(Stored data entries)
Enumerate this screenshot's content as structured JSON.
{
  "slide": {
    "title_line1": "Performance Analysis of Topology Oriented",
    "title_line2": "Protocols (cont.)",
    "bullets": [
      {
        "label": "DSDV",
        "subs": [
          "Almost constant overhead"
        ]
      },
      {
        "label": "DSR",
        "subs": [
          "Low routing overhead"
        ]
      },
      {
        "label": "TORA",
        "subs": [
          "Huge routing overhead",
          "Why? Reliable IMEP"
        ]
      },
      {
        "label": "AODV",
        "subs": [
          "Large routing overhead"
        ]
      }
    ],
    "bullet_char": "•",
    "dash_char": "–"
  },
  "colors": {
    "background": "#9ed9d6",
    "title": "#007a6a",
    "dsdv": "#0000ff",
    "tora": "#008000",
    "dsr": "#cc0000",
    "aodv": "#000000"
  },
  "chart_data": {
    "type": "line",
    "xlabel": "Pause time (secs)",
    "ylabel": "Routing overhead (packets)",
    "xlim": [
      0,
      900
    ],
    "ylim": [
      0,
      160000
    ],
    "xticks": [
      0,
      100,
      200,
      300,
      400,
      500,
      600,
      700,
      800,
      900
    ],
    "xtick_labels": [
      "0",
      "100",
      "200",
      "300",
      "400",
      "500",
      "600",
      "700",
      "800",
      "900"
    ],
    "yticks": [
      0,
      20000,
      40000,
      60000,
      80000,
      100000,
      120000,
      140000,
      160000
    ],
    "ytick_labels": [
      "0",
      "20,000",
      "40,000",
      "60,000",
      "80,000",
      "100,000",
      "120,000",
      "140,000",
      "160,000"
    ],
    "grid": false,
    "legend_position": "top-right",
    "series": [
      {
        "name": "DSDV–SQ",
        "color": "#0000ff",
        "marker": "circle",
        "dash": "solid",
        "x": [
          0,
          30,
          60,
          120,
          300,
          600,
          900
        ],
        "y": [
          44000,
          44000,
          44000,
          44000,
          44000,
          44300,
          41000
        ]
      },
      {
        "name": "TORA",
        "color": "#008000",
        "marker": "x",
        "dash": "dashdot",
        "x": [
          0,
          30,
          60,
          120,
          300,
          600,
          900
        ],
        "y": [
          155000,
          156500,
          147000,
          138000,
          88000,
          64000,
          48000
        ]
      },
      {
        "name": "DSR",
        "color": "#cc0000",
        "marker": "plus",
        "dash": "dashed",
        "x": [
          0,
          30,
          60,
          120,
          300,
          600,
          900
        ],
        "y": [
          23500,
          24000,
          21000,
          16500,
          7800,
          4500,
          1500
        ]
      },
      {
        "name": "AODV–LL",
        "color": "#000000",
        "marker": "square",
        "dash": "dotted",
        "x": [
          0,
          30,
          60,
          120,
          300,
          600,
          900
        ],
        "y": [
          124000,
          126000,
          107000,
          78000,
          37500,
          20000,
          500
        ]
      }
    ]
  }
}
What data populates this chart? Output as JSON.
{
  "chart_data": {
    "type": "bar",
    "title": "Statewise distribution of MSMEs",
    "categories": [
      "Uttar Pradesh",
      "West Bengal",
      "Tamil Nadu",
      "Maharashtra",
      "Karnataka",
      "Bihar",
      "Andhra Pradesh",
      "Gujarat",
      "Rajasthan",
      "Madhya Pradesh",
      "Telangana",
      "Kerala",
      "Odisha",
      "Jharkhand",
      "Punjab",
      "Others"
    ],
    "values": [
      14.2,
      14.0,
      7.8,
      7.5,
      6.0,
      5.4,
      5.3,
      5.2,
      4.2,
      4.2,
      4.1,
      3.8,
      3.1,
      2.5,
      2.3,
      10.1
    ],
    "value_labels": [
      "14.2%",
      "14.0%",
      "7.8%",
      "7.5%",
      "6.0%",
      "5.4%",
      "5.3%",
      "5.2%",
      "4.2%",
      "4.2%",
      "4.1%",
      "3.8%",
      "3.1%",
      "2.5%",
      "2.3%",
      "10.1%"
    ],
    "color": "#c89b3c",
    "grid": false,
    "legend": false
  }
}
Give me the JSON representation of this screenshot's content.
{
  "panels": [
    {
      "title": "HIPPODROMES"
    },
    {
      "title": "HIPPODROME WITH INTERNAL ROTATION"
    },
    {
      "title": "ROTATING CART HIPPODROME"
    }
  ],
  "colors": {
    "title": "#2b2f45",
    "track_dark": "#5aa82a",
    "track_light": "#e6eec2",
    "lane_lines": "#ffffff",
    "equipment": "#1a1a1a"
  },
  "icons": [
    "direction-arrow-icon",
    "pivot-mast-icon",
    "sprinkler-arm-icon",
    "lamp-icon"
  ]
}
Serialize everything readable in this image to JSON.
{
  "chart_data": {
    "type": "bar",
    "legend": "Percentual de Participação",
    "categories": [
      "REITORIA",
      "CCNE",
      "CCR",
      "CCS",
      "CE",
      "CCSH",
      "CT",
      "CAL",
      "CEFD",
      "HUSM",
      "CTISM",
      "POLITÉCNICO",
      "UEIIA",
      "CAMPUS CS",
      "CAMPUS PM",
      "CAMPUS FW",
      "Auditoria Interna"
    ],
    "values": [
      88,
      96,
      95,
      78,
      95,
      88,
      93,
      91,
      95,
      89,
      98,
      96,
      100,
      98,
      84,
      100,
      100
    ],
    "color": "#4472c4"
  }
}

What you should do
Repeat, exactly and only, the lines above from the one containing "Serialize everything readable" through the end of the material.

Solved exercise
Serialize everything readable in this image to JSON.
{
  "chart_data": {
    "type": "bar",
    "legend": "Percentual de Participação",
    "categories": [
      "REITORIA",
      "CCNE",
      "CCR",
      "CCS",
      "CE",
      "CCSH",
      "CT",
      "CAL",
      "CEFD",
      "HUSM",
      "CTISM",
      "POLITÉCNICO",
      "UEIIA",
      "CAMPUS CS",
      "CAMPUS PM",
      "CAMPUS FW",
      "Auditoria Interna"
    ],
    "values": [
      88,
      96,
      95,
      78,
      95,
      88,
      93,
      91,
      95,
      89,
      98,
      96,
      100,
      98,
      84,
      100,
      100
    ],
    "color": "#4472c4"
  }
}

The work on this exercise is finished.